INPUT:
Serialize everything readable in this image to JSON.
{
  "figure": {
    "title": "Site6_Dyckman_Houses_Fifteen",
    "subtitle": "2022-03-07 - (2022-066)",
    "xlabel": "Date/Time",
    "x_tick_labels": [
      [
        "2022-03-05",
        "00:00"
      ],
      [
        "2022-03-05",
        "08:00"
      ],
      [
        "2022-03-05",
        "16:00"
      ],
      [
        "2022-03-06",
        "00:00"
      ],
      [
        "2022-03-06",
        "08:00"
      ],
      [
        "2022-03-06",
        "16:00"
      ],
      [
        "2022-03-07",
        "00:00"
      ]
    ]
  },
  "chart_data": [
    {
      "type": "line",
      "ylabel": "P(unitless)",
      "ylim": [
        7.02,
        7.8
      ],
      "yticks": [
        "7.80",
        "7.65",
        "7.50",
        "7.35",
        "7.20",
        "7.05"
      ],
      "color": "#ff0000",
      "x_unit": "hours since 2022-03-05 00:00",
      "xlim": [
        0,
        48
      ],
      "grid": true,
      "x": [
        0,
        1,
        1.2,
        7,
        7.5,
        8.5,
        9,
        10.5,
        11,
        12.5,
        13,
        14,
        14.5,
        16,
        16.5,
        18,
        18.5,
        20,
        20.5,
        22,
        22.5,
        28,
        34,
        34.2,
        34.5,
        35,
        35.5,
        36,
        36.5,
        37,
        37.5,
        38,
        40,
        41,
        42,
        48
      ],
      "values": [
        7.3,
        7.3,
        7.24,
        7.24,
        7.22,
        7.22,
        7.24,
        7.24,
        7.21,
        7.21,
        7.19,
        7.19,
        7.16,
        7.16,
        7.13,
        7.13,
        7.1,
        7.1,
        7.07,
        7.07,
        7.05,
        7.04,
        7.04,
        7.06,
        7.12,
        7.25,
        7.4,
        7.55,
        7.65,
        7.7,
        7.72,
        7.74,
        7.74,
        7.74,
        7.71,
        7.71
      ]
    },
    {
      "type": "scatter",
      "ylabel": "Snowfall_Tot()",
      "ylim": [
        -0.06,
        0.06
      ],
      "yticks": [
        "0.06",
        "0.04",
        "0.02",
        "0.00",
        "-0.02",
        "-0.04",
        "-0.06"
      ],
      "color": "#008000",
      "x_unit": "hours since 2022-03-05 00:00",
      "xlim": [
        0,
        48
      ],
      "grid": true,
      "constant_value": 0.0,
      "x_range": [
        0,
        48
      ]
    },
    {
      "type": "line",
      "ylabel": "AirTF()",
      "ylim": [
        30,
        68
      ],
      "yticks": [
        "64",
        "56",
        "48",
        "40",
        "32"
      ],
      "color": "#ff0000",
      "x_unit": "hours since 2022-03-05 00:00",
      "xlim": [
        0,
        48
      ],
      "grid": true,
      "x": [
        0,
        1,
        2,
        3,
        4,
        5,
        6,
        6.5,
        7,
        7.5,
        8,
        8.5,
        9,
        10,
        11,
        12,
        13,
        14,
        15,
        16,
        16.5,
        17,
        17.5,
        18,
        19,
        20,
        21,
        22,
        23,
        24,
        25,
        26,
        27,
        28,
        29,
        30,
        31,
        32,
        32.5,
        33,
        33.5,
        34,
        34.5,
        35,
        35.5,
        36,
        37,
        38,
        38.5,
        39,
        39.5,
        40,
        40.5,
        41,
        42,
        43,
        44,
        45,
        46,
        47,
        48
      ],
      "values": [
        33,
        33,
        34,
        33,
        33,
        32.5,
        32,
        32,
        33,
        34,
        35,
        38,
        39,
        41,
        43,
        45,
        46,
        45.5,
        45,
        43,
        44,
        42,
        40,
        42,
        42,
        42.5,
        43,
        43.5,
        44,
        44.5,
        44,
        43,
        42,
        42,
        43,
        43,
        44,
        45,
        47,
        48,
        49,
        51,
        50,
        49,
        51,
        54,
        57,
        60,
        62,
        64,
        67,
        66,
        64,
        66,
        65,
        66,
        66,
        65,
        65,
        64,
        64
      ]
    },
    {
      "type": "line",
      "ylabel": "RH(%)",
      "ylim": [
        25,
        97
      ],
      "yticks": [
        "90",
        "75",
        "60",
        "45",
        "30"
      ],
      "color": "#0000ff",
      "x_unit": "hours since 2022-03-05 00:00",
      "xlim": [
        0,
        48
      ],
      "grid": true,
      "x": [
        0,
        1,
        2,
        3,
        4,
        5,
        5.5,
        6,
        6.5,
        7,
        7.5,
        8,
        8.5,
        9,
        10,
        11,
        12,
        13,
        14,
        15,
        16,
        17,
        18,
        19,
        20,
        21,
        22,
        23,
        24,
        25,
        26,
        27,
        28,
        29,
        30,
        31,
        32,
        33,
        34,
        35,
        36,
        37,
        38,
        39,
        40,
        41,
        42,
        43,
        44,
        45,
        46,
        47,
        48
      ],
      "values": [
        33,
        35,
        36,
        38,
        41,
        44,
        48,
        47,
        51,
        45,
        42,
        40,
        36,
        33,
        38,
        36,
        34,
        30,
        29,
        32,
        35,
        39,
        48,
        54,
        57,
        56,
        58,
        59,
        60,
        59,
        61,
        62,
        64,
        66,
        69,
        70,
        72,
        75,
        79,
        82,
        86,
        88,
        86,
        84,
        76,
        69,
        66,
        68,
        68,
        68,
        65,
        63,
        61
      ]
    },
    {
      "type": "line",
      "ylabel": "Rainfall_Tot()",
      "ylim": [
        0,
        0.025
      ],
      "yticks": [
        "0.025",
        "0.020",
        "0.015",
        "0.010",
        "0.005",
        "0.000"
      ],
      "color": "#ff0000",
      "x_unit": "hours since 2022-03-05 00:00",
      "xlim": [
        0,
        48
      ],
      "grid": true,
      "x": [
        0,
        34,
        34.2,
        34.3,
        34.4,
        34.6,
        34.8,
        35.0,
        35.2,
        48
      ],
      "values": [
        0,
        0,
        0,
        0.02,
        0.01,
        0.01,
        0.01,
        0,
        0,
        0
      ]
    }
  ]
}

REQUIRED TASK: Find the string "ylabel" in the entries above and return each line that holds it.

FINISHED ANSWER:
      "ylabel": "P(unitless)",
      "ylabel": "Snowfall_Tot()",
      "ylabel": "AirTF()",
      "ylabel": "RH(%)",
      "ylabel": "Rainfall_Tot()",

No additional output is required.